▶ _Stated task_
Quote every line of the material beneath this one.

▶ _Stored rows_

╭──

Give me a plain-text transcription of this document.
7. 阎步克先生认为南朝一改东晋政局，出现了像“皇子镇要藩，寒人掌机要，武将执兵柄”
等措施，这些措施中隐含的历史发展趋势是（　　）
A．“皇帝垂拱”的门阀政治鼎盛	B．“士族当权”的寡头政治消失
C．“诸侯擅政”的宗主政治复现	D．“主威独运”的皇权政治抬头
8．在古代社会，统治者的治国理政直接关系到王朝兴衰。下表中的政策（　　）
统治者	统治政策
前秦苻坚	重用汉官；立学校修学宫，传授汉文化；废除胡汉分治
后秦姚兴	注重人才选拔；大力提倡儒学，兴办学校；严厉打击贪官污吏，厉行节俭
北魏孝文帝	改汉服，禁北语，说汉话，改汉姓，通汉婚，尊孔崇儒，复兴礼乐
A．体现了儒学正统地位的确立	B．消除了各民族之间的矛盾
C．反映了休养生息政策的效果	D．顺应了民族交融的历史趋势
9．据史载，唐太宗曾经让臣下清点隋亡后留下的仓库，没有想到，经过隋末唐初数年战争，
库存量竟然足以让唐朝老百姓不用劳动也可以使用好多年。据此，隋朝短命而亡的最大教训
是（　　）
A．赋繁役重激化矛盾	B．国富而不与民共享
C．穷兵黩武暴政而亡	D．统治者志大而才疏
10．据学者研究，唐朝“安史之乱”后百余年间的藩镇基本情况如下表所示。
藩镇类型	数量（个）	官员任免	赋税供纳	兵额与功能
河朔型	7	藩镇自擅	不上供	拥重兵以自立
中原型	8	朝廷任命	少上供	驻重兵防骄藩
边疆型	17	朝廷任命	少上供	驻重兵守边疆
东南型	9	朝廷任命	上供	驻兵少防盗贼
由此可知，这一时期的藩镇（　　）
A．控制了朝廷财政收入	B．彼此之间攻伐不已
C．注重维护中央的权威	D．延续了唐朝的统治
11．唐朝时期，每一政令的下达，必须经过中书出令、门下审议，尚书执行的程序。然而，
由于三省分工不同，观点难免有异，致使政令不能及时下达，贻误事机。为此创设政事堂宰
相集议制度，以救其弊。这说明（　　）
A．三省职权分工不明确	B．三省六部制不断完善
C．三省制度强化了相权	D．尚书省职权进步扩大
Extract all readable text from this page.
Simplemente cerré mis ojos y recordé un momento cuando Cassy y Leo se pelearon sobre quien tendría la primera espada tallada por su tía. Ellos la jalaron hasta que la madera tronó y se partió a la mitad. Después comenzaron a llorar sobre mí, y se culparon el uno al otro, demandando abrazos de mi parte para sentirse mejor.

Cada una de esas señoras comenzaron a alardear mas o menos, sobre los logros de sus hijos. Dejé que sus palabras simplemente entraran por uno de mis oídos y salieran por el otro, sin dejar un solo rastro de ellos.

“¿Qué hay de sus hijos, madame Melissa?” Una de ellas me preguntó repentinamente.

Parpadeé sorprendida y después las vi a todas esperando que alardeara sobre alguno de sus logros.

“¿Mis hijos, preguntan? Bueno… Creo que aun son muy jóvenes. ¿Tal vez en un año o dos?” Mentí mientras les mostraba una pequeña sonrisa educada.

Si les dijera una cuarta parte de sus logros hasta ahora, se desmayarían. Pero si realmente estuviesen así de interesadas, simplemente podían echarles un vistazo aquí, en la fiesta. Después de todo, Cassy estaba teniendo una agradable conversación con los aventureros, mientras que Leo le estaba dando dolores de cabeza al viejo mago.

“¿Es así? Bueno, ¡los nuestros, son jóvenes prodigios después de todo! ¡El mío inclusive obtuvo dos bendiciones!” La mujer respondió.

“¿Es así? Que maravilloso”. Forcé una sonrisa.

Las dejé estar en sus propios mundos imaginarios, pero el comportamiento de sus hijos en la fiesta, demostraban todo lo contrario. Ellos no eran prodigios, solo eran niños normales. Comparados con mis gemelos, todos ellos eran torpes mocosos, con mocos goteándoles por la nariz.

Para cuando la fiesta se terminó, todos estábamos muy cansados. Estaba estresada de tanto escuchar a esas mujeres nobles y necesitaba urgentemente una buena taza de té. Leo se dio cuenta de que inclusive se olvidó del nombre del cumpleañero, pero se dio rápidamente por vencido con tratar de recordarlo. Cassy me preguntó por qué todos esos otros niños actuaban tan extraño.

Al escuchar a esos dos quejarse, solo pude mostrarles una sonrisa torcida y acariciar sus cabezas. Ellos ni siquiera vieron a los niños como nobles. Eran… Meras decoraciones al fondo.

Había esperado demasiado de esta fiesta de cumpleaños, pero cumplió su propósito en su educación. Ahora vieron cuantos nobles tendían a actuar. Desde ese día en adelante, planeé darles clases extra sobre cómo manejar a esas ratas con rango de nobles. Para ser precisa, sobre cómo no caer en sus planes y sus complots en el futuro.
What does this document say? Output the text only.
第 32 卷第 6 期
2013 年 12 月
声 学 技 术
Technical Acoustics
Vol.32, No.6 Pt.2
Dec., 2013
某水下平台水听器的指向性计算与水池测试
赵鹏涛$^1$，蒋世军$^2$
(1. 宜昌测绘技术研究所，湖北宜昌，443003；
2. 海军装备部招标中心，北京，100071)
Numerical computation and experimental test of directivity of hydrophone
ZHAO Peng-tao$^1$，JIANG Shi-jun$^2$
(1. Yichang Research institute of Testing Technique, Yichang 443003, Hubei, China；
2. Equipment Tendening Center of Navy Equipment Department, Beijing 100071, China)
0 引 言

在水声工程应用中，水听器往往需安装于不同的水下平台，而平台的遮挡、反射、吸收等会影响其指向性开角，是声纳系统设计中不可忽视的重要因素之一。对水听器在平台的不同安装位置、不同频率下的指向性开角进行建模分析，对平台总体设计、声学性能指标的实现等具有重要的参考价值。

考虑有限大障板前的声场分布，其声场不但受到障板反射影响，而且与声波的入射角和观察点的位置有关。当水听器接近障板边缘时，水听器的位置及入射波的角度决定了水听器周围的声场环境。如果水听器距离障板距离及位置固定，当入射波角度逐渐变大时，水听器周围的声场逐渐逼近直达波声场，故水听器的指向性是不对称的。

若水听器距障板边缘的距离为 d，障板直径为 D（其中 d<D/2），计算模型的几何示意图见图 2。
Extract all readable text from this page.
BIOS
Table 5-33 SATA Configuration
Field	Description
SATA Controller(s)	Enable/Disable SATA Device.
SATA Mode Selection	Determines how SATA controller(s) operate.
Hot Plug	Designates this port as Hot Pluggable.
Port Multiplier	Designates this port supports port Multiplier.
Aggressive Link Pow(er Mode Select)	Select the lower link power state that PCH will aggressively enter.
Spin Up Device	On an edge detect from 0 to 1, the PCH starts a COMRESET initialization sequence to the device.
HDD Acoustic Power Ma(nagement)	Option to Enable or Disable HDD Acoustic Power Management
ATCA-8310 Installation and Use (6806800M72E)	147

╰──

▶ _Problem solution_
Give me a plain-text transcription of this document.
7. 阎步克先生认为南朝一改东晋政局，出现了像“皇子镇要藩，寒人掌机要，武将执兵柄”
等措施，这些措施中隐含的历史发展趋势是（　　）
A．“皇帝垂拱”的门阀政治鼎盛	B．“士族当权”的寡头政治消失
C．“诸侯擅政”的宗主政治复现	D．“主威独运”的皇权政治抬头
8．在古代社会，统治者的治国理政直接关系到王朝兴衰。下表中的政策（　　）
统治者	统治政策
前秦苻坚	重用汉官；立学校修学宫，传授汉文化；废除胡汉分治
后秦姚兴	注重人才选拔；大力提倡儒学，兴办学校；严厉打击贪官污吏，厉行节俭
北魏孝文帝	改汉服，禁北语，说汉话，改汉姓，通汉婚，尊孔崇儒，复兴礼乐
A．体现了儒学正统地位的确立	B．消除了各民族之间的矛盾
C．反映了休养生息政策的效果	D．顺应了民族交融的历史趋势
9．据史载，唐太宗曾经让臣下清点隋亡后留下的仓库，没有想到，经过隋末唐初数年战争，
库存量竟然足以让唐朝老百姓不用劳动也可以使用好多年。据此，隋朝短命而亡的最大教训
是（　　）
A．赋繁役重激化矛盾	B．国富而不与民共享
C．穷兵黩武暴政而亡	D．统治者志大而才疏
10．据学者研究，唐朝“安史之乱”后百余年间的藩镇基本情况如下表所示。
藩镇类型	数量（个）	官员任免	赋税供纳	兵额与功能
河朔型	7	藩镇自擅	不上供	拥重兵以自立
中原型	8	朝廷任命	少上供	驻重兵防骄藩
边疆型	17	朝廷任命	少上供	驻重兵守边疆
东南型	9	朝廷任命	上供	驻兵少防盗贼
由此可知，这一时期的藩镇（　　）
A．控制了朝廷财政收入	B．彼此之间攻伐不已
C．注重维护中央的权威	D．延续了唐朝的统治
11．唐朝时期，每一政令的下达，必须经过中书出令、门下审议，尚书执行的程序。然而，
由于三省分工不同，观点难免有异，致使政令不能及时下达，贻误事机。为此创设政事堂宰
相集议制度，以救其弊。这说明（　　）
A．三省职权分工不明确	B．三省六部制不断完善
C．三省制度强化了相权	D．尚书省职权进步扩大
Extract all readable text from this page.
Simplemente cerré mis ojos y recordé un momento cuando Cassy y Leo se pelearon sobre quien tendría la primera espada tallada por su tía. Ellos la jalaron hasta que la madera tronó y se partió a la mitad. Después comenzaron a llorar sobre mí, y se culparon el uno al otro, demandando abrazos de mi parte para sentirse mejor.

Cada una de esas señoras comenzaron a alardear mas o menos, sobre los logros de sus hijos. Dejé que sus palabras simplemente entraran por uno de mis oídos y salieran por el otro, sin dejar un solo rastro de ellos.

“¿Qué hay de sus hijos, madame Melissa?” Una de ellas me preguntó repentinamente.

Parpadeé sorprendida y después las vi a todas esperando que alardeara sobre alguno de sus logros.

“¿Mis hijos, preguntan? Bueno… Creo que aun son muy jóvenes. ¿Tal vez en un año o dos?” Mentí mientras les mostraba una pequeña sonrisa educada.

Si les dijera una cuarta parte de sus logros hasta ahora, se desmayarían. Pero si realmente estuviesen así de interesadas, simplemente podían echarles un vistazo aquí, en la fiesta. Después de todo, Cassy estaba teniendo una agradable conversación con los aventureros, mientras que Leo le estaba dando dolores de cabeza al viejo mago.

“¿Es así? Bueno, ¡los nuestros, son jóvenes prodigios después de todo! ¡El mío inclusive obtuvo dos bendiciones!” La mujer respondió.

“¿Es así? Que maravilloso”. Forcé una sonrisa.

Las dejé estar en sus propios mundos imaginarios, pero el comportamiento de sus hijos en la fiesta, demostraban todo lo contrario. Ellos no eran prodigios, solo eran niños normales. Comparados con mis gemelos, todos ellos eran torpes mocosos, con mocos goteándoles por la nariz.

Para cuando la fiesta se terminó, todos estábamos muy cansados. Estaba estresada de tanto escuchar a esas mujeres nobles y necesitaba urgentemente una buena taza de té. Leo se dio cuenta de que inclusive se olvidó del nombre del cumpleañero, pero se dio rápidamente por vencido con tratar de recordarlo. Cassy me preguntó por qué todos esos otros niños actuaban tan extraño.

Al escuchar a esos dos quejarse, solo pude mostrarles una sonrisa torcida y acariciar sus cabezas. Ellos ni siquiera vieron a los niños como nobles. Eran… Meras decoraciones al fondo.

Había esperado demasiado de esta fiesta de cumpleaños, pero cumplió su propósito en su educación. Ahora vieron cuantos nobles tendían a actuar. Desde ese día en adelante, planeé darles clases extra sobre cómo manejar a esas ratas con rango de nobles. Para ser precisa, sobre cómo no caer en sus planes y sus complots en el futuro.
What does this document say? Output the text only.
第 32 卷第 6 期
2013 年 12 月
声 学 技 术
Technical Acoustics
Vol.32, No.6 Pt.2
Dec., 2013
某水下平台水听器的指向性计算与水池测试
赵鹏涛$^1$，蒋世军$^2$
(1. 宜昌测绘技术研究所，湖北宜昌，443003；
2. 海军装备部招标中心，北京，100071)
Numerical computation and experimental test of directivity of hydrophone
ZHAO Peng-tao$^1$，JIANG Shi-jun$^2$
(1. Yichang Research institute of Testing Technique, Yichang 443003, Hubei, China；
2. Equipment Tendening Center of Navy Equipment Department, Beijing 100071, China)
0 引 言

在水声工程应用中，水听器往往需安装于不同的水下平台，而平台的遮挡、反射、吸收等会影响其指向性开角，是声纳系统设计中不可忽视的重要因素之一。对水听器在平台的不同安装位置、不同频率下的指向性开角进行建模分析，对平台总体设计、声学性能指标的实现等具有重要的参考价值。

考虑有限大障板前的声场分布，其声场不但受到障板反射影响，而且与声波的入射角和观察点的位置有关。当水听器接近障板边缘时，水听器的位置及入射波的角度决定了水听器周围的声场环境。如果水听器距离障板距离及位置固定，当入射波角度逐渐变大时，水听器周围的声场逐渐逼近直达波声场，故水听器的指向性是不对称的。

若水听器距障板边缘的距离为 d，障板直径为 D（其中 d<D/2），计算模型的几何示意图见图 2。
Extract all readable text from this page.
BIOS
Table 5-33 SATA Configuration
Field	Description
SATA Controller(s)	Enable/Disable SATA Device.
SATA Mode Selection	Determines how SATA controller(s) operate.
Hot Plug	Designates this port as Hot Pluggable.
Port Multiplier	Designates this port supports port Multiplier.
Aggressive Link Pow(er Mode Select)	Select the lower link power state that PCH will aggressively enter.
Spin Up Device	On an edge detect from 0 to 1, the PCH starts a COMRESET initialization sequence to the device.
HDD Acoustic Power Ma(nagement)	Option to Enable or Disable HDD Acoustic Power Management
ATCA-8310 Installation and Use (6806800M72E)	147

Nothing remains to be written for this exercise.